Written problem:
Keep the images out and copy every entry below exactly.

Stored rows:
========

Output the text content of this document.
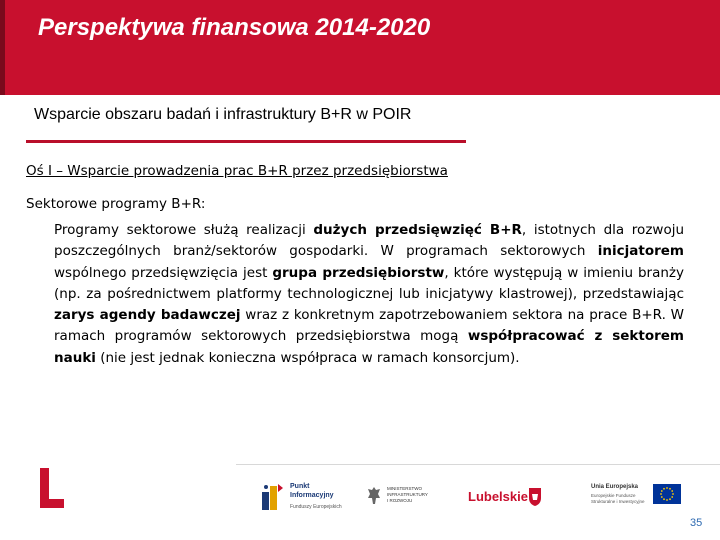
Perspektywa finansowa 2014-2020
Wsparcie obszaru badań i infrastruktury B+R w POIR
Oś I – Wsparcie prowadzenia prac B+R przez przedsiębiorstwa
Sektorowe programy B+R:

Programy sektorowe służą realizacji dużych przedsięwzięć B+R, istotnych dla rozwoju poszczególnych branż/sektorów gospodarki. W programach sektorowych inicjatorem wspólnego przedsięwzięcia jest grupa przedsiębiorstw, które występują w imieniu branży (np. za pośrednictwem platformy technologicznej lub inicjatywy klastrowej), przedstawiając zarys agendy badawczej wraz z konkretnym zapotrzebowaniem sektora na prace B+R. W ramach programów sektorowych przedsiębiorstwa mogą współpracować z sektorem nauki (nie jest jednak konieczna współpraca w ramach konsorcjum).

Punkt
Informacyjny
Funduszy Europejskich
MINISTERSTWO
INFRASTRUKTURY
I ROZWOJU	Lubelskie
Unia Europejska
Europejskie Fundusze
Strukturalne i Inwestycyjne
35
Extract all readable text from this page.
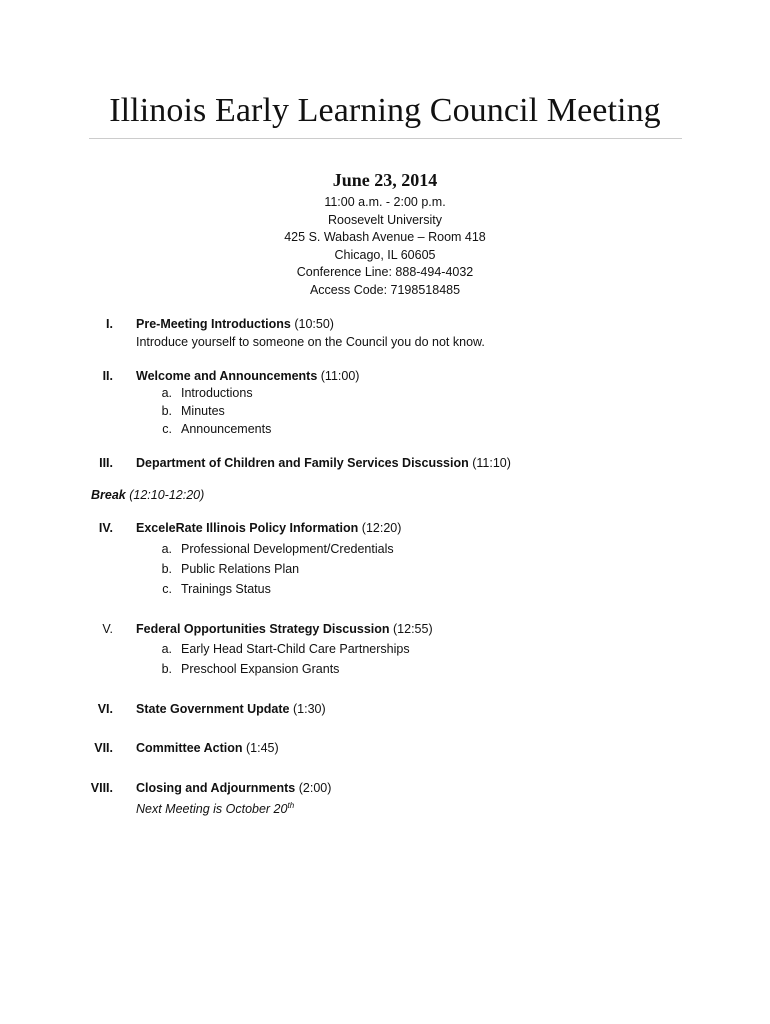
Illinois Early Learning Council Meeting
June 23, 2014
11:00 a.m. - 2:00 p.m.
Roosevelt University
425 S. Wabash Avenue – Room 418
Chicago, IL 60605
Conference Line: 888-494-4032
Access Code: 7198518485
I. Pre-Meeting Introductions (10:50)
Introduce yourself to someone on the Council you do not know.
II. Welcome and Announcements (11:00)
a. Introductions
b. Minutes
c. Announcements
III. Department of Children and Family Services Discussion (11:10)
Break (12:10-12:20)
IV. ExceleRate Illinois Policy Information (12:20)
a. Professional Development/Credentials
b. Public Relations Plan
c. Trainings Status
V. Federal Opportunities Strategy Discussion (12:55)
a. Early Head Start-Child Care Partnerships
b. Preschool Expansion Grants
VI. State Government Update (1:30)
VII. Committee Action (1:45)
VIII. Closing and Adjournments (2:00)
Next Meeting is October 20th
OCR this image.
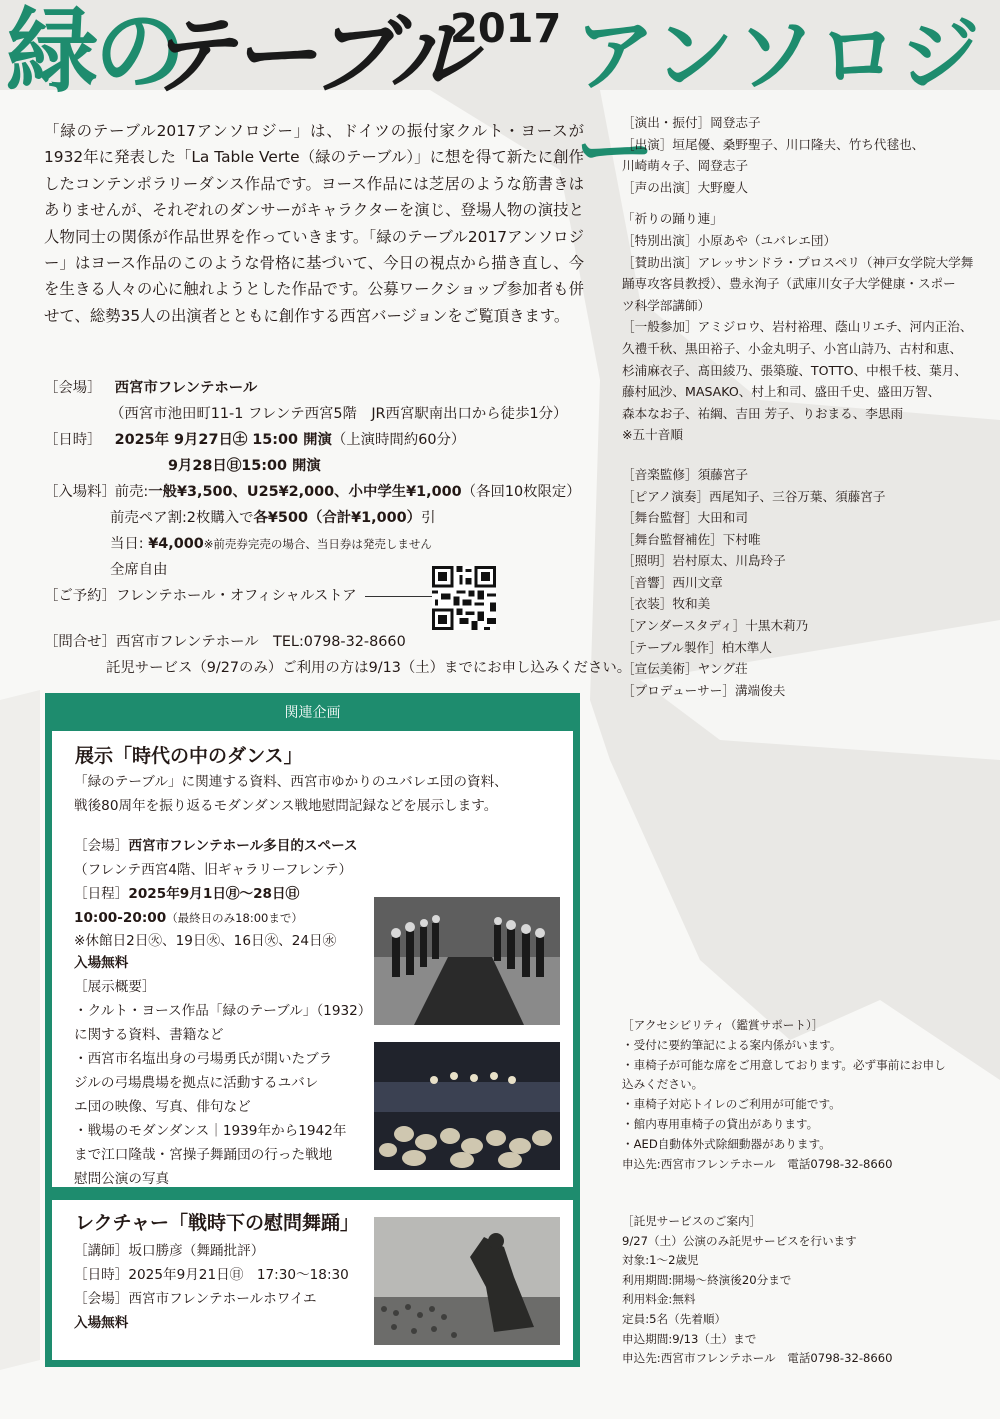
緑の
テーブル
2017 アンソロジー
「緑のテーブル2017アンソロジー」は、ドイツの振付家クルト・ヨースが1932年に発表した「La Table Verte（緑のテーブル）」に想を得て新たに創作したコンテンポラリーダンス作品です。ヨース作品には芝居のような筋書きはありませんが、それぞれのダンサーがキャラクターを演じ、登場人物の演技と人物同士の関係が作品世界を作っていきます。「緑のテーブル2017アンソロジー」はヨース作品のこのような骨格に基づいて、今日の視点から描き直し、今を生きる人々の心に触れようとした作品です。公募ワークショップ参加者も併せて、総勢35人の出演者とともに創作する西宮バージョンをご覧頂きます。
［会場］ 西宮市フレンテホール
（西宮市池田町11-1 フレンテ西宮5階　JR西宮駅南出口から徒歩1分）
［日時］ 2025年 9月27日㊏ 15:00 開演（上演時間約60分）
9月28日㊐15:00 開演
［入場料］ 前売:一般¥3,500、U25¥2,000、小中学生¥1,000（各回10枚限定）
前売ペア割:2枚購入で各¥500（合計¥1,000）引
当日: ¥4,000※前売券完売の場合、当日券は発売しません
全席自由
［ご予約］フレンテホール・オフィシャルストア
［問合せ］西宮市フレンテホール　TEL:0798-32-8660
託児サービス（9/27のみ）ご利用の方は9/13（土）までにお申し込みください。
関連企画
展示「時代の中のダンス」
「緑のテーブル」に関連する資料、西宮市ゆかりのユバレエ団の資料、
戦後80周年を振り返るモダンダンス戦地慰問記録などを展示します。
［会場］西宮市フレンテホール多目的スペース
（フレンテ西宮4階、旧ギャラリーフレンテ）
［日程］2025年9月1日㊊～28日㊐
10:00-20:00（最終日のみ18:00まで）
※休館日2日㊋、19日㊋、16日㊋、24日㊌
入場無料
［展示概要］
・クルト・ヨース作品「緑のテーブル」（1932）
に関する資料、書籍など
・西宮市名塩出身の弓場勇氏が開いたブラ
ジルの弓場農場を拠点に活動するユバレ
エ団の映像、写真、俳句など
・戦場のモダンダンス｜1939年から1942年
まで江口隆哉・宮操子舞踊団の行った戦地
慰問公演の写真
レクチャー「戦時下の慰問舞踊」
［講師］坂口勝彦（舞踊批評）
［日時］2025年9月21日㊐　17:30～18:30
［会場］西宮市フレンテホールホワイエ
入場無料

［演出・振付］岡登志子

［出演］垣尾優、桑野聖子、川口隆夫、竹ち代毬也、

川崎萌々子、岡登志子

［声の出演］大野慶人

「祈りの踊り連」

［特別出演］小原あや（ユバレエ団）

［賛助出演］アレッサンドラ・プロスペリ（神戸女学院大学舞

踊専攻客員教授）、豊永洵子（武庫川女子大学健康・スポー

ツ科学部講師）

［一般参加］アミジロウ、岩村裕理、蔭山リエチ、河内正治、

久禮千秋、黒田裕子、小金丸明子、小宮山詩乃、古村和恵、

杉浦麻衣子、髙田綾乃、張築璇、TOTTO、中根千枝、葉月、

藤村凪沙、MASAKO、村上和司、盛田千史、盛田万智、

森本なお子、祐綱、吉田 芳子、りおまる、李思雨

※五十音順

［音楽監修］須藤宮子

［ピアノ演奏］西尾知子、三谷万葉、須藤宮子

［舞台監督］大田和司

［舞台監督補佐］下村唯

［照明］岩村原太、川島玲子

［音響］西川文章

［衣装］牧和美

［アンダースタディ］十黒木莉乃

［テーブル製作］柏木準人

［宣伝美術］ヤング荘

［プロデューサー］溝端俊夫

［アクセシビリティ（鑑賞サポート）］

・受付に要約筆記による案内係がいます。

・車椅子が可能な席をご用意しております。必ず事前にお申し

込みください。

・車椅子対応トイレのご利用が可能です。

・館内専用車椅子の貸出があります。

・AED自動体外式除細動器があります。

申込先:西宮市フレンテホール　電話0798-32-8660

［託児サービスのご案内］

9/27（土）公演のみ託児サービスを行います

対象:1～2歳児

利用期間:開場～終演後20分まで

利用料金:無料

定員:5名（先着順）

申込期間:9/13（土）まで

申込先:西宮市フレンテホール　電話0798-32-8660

========

Output:
Output the text content of this document.
Perspektywa finansowa 2014-2020
Wsparcie obszaru badań i infrastruktury B+R w POIR
Oś I – Wsparcie prowadzenia prac B+R przez przedsiębiorstwa
Sektorowe programy B+R:

Programy sektorowe służą realizacji dużych przedsięwzięć B+R, istotnych dla rozwoju poszczególnych branż/sektorów gospodarki. W programach sektorowych inicjatorem wspólnego przedsięwzięcia jest grupa przedsiębiorstw, które występują w imieniu branży (np. za pośrednictwem platformy technologicznej lub inicjatywy klastrowej), przedstawiając zarys agendy badawczej wraz z konkretnym zapotrzebowaniem sektora na prace B+R. W ramach programów sektorowych przedsiębiorstwa mogą współpracować z sektorem nauki (nie jest jednak konieczna współpraca w ramach konsorcjum).

Punkt
Informacyjny
Funduszy Europejskich
MINISTERSTWO
INFRASTRUKTURY
I ROZWOJU	Lubelskie
Unia Europejska
Europejskie Fundusze
Strukturalne i Inwestycyjne
35
Extract all readable text from this page.
Illinois Early Learning Council Meeting
June 23, 2014
11:00 a.m. - 2:00 p.m.
Roosevelt University
425 S. Wabash Avenue – Room 418
Chicago, IL 60605
Conference Line: 888-494-4032
Access Code: 7198518485
I. Pre-Meeting Introductions (10:50)
Introduce yourself to someone on the Council you do not know.
II. Welcome and Announcements (11:00)
a. Introductions
b. Minutes
c. Announcements
III. Department of Children and Family Services Discussion (11:10)
Break (12:10-12:20)
IV. ExceleRate Illinois Policy Information (12:20)
a. Professional Development/Credentials
b. Public Relations Plan
c. Trainings Status
V. Federal Opportunities Strategy Discussion (12:55)
a. Early Head Start-Child Care Partnerships
b. Preschool Expansion Grants
VI. State Government Update (1:30)
VII. Committee Action (1:45)
VIII. Closing and Adjournments (2:00)
Next Meeting is October 20th
OCR this image.
緑の
テーブル
2017 アンソロジー
「緑のテーブル2017アンソロジー」は、ドイツの振付家クルト・ヨースが1932年に発表した「La Table Verte（緑のテーブル）」に想を得て新たに創作したコンテンポラリーダンス作品です。ヨース作品には芝居のような筋書きはありませんが、それぞれのダンサーがキャラクターを演じ、登場人物の演技と人物同士の関係が作品世界を作っていきます。「緑のテーブル2017アンソロジー」はヨース作品のこのような骨格に基づいて、今日の視点から描き直し、今を生きる人々の心に触れようとした作品です。公募ワークショップ参加者も併せて、総勢35人の出演者とともに創作する西宮バージョンをご覧頂きます。
［会場］ 西宮市フレンテホール
（西宮市池田町11-1 フレンテ西宮5階　JR西宮駅南出口から徒歩1分）
［日時］ 2025年 9月27日㊏ 15:00 開演（上演時間約60分）
9月28日㊐15:00 開演
［入場料］ 前売:一般¥3,500、U25¥2,000、小中学生¥1,000（各回10枚限定）
前売ペア割:2枚購入で各¥500（合計¥1,000）引
当日: ¥4,000※前売券完売の場合、当日券は発売しません
全席自由
［ご予約］フレンテホール・オフィシャルストア
［問合せ］西宮市フレンテホール　TEL:0798-32-8660
託児サービス（9/27のみ）ご利用の方は9/13（土）までにお申し込みください。
関連企画
展示「時代の中のダンス」
「緑のテーブル」に関連する資料、西宮市ゆかりのユバレエ団の資料、
戦後80周年を振り返るモダンダンス戦地慰問記録などを展示します。
［会場］西宮市フレンテホール多目的スペース
（フレンテ西宮4階、旧ギャラリーフレンテ）
［日程］2025年9月1日㊊～28日㊐
10:00-20:00（最終日のみ18:00まで）
※休館日2日㊋、19日㊋、16日㊋、24日㊌
入場無料
［展示概要］
・クルト・ヨース作品「緑のテーブル」（1932）
に関する資料、書籍など
・西宮市名塩出身の弓場勇氏が開いたブラ
ジルの弓場農場を拠点に活動するユバレ
エ団の映像、写真、俳句など
・戦場のモダンダンス｜1939年から1942年
まで江口隆哉・宮操子舞踊団の行った戦地
慰問公演の写真
レクチャー「戦時下の慰問舞踊」
［講師］坂口勝彦（舞踊批評）
［日時］2025年9月21日㊐　17:30～18:30
［会場］西宮市フレンテホールホワイエ
入場無料

［演出・振付］岡登志子

［出演］垣尾優、桑野聖子、川口隆夫、竹ち代毬也、

川崎萌々子、岡登志子

［声の出演］大野慶人

「祈りの踊り連」

［特別出演］小原あや（ユバレエ団）

［賛助出演］アレッサンドラ・プロスペリ（神戸女学院大学舞

踊専攻客員教授）、豊永洵子（武庫川女子大学健康・スポー

ツ科学部講師）

［一般参加］アミジロウ、岩村裕理、蔭山リエチ、河内正治、

久禮千秋、黒田裕子、小金丸明子、小宮山詩乃、古村和恵、

杉浦麻衣子、髙田綾乃、張築璇、TOTTO、中根千枝、葉月、

藤村凪沙、MASAKO、村上和司、盛田千史、盛田万智、

森本なお子、祐綱、吉田 芳子、りおまる、李思雨

※五十音順

［音楽監修］須藤宮子

［ピアノ演奏］西尾知子、三谷万葉、須藤宮子

［舞台監督］大田和司

［舞台監督補佐］下村唯

［照明］岩村原太、川島玲子

［音響］西川文章

［衣装］牧和美

［アンダースタディ］十黒木莉乃

［テーブル製作］柏木準人

［宣伝美術］ヤング荘

［プロデューサー］溝端俊夫

［アクセシビリティ（鑑賞サポート）］

・受付に要約筆記による案内係がいます。

・車椅子が可能な席をご用意しております。必ず事前にお申し

込みください。

・車椅子対応トイレのご利用が可能です。

・館内専用車椅子の貸出があります。

・AED自動体外式除細動器があります。

申込先:西宮市フレンテホール　電話0798-32-8660

［託児サービスのご案内］

9/27（土）公演のみ託児サービスを行います

対象:1～2歳児

利用期間:開場～終演後20分まで

利用料金:無料

定員:5名（先着順）

申込期間:9/13（土）まで

申込先:西宮市フレンテホール　電話0798-32-8660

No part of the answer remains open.